■ **Instructions for the task**: Give the count of lines containing the string "disponibilidad", with no other output.
------------
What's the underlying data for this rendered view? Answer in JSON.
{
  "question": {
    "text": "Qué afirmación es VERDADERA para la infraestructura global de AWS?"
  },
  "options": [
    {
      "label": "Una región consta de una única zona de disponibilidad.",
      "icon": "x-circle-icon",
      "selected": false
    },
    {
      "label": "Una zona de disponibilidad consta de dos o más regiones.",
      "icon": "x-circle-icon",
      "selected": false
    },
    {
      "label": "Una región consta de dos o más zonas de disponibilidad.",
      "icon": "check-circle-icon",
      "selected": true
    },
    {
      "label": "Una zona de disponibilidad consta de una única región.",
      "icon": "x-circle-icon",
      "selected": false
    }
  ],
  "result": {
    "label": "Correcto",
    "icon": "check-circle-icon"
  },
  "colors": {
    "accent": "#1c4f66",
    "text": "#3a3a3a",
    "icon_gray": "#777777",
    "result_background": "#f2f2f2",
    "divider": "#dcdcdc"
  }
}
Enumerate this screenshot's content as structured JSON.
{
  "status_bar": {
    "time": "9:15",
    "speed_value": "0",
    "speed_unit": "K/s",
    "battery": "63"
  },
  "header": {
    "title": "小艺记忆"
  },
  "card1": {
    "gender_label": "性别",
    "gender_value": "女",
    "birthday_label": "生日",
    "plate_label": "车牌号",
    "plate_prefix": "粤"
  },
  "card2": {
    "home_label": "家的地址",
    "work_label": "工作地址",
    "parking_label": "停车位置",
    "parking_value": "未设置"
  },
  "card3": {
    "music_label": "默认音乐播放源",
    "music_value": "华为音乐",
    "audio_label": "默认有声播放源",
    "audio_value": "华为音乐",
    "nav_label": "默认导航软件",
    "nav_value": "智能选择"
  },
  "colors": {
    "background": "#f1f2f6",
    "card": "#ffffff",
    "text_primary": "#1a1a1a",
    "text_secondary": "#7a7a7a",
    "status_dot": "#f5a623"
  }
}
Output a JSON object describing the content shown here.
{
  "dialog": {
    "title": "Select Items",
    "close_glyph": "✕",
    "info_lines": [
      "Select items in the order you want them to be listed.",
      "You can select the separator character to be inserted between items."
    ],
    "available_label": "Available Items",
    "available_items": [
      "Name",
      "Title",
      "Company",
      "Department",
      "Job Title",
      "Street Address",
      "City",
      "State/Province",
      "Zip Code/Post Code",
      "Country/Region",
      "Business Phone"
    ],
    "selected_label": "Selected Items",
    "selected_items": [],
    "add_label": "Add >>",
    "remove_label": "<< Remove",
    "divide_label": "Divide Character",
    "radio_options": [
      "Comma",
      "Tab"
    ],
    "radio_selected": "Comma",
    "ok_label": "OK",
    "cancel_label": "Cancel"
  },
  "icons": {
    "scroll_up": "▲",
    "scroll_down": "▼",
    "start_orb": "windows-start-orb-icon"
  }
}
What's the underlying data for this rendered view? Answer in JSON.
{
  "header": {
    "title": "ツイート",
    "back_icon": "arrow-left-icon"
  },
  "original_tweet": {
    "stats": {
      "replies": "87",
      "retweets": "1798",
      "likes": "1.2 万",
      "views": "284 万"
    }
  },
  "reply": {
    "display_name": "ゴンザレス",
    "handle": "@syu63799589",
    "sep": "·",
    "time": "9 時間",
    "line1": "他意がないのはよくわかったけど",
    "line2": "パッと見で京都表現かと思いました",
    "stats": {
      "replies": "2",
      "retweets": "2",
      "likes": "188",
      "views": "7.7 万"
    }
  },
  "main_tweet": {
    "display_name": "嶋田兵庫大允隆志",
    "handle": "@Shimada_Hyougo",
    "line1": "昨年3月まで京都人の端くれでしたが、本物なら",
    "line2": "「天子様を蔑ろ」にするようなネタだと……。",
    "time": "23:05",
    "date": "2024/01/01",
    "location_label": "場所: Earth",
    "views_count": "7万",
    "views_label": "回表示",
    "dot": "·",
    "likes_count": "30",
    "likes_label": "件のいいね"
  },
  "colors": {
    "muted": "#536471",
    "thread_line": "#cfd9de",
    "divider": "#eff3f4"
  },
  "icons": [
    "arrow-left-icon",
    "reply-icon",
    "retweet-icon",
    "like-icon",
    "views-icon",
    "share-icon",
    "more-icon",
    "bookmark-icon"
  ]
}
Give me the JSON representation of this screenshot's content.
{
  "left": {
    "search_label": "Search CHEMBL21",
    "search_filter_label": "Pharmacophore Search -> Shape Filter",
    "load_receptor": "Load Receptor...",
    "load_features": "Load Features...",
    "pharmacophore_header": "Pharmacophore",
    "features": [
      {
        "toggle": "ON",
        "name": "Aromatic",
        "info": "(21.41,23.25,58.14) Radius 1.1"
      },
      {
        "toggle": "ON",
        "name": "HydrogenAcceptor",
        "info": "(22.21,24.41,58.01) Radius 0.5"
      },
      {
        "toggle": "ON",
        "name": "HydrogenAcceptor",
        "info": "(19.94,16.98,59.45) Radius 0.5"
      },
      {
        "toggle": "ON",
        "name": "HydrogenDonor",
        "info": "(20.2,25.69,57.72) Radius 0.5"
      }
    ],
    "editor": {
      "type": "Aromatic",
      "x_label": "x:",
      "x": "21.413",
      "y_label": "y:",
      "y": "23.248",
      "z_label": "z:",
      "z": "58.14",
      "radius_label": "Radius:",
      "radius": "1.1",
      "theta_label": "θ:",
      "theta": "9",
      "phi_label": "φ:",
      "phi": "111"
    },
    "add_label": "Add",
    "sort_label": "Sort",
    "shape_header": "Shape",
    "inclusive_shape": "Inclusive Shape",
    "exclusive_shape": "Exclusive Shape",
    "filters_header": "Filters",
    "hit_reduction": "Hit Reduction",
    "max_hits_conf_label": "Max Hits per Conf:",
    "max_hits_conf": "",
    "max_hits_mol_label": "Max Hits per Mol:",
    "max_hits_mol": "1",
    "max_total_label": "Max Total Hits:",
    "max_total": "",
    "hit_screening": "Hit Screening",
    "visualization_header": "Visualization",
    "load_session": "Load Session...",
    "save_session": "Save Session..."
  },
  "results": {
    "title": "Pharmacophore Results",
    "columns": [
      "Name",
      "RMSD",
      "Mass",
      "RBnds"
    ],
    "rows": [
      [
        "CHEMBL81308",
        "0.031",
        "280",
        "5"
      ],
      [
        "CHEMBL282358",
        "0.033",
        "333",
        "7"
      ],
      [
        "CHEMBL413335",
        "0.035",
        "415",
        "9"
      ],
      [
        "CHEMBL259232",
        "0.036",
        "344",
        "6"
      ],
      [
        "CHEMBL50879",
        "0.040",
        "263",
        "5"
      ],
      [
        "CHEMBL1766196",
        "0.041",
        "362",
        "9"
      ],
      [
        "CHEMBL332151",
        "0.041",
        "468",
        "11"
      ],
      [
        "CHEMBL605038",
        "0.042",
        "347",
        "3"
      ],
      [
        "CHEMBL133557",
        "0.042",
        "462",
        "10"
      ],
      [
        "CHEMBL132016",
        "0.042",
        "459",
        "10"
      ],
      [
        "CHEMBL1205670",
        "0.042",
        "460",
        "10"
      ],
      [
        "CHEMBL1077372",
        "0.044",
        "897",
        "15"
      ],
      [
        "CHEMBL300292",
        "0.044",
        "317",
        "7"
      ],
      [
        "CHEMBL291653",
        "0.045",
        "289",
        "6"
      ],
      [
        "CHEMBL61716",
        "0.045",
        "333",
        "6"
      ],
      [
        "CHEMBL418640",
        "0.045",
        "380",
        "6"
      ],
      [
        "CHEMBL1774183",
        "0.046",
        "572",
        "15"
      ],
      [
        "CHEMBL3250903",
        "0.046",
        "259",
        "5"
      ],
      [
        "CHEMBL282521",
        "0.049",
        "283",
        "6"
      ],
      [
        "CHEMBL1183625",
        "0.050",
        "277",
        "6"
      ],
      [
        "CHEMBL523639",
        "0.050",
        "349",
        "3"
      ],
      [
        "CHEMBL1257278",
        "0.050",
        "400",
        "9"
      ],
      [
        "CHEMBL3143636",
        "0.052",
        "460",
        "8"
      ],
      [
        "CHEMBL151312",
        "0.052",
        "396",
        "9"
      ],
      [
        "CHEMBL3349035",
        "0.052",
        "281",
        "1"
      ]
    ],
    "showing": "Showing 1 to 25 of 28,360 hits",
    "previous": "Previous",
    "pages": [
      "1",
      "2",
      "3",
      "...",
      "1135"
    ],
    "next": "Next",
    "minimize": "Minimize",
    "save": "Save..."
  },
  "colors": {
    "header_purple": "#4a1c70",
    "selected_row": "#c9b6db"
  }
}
------------
■ **Written answer**: 4